— BEGIN Data provided —

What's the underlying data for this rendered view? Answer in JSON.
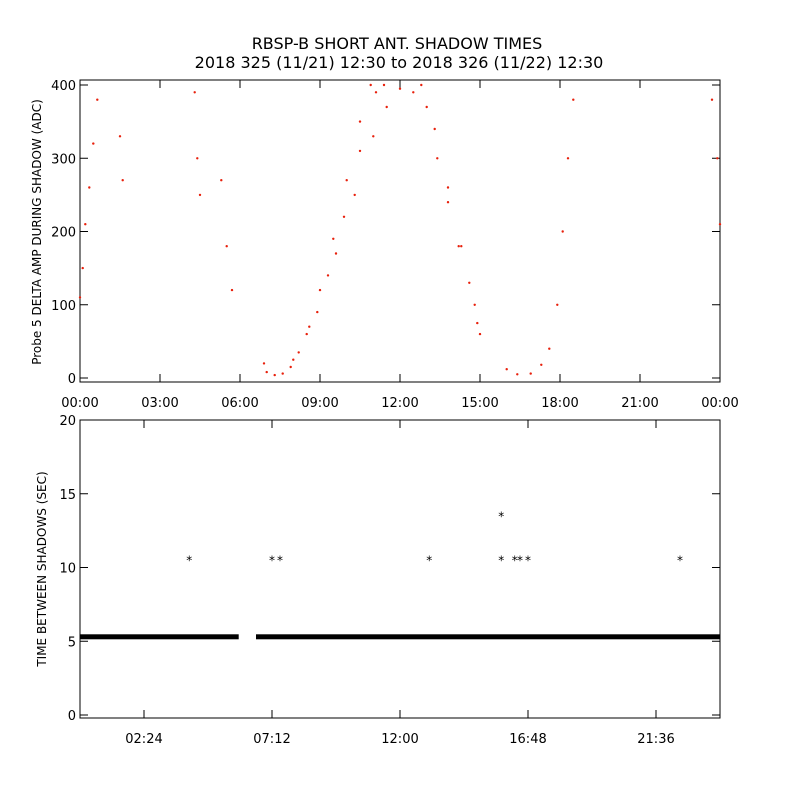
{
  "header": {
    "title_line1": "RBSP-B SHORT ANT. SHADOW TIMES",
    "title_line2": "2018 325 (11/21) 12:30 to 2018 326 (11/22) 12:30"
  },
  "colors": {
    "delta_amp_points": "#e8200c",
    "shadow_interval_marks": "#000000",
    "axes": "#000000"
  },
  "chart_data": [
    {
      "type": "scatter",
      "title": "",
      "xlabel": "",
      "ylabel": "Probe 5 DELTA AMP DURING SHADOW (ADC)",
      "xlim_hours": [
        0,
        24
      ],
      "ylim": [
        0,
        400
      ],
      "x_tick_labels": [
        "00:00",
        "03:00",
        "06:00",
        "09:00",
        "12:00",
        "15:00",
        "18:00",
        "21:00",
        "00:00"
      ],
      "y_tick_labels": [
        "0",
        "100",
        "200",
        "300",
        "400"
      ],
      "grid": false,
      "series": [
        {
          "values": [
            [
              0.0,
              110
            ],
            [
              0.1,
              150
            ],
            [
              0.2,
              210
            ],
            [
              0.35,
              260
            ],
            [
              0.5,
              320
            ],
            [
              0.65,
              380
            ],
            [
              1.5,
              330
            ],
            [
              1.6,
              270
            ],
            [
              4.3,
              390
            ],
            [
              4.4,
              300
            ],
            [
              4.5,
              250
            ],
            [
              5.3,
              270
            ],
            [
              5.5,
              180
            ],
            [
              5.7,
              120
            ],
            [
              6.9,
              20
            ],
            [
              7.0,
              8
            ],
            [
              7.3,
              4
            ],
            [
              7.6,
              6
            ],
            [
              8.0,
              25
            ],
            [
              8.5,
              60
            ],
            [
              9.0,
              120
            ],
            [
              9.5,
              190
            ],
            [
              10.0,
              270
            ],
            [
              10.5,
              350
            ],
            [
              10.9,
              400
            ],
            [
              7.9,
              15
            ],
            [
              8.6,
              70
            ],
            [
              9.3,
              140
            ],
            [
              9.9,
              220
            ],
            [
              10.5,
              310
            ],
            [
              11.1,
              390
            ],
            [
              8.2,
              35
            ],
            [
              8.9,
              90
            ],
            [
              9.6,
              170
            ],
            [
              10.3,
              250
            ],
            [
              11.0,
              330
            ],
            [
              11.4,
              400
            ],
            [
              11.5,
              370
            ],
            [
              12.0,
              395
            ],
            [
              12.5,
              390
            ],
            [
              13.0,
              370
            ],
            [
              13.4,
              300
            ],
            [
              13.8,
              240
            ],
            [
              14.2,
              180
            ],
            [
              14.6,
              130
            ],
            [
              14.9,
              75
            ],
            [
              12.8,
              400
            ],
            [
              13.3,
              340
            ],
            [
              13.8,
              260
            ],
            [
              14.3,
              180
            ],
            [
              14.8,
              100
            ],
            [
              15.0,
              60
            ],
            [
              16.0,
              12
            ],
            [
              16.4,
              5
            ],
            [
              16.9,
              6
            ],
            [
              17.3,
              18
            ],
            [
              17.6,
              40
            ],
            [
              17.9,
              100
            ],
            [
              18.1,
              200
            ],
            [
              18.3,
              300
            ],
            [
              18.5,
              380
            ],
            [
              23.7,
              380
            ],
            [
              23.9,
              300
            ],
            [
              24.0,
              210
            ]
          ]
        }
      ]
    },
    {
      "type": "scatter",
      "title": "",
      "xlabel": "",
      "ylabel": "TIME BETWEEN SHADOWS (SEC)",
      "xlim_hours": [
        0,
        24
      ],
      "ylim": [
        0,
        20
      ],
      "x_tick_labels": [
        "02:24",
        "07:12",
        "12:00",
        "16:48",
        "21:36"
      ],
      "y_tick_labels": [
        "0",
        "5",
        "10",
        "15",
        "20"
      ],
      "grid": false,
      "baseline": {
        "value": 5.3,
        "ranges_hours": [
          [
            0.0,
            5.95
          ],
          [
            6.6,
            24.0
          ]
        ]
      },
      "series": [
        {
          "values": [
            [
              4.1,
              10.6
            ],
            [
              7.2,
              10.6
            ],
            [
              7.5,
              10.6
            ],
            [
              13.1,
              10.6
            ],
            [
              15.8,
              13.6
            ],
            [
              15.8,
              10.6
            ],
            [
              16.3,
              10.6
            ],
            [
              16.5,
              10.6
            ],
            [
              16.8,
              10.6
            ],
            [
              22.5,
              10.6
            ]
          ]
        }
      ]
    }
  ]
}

— END Data provided —
— BEGIN Data provided —

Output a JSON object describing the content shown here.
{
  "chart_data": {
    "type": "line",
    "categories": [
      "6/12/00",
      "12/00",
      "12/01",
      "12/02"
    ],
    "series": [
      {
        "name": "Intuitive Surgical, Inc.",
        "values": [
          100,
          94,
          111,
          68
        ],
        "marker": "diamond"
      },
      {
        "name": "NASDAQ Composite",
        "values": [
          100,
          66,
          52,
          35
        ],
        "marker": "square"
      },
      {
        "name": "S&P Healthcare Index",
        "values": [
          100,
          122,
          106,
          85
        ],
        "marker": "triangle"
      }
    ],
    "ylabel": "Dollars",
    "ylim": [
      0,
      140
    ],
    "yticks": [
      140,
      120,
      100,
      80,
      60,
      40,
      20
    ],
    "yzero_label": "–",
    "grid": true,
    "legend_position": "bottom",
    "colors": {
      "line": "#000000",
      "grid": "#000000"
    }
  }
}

— END Data provided —

__Exercise directions__.
Using the records above, select and copy every line that has the word "name".

__Answer for the task__.
        "name": "Intuitive Surgical, Inc.",
        "name": "NASDAQ Composite",
        "name": "S&P Healthcare Index",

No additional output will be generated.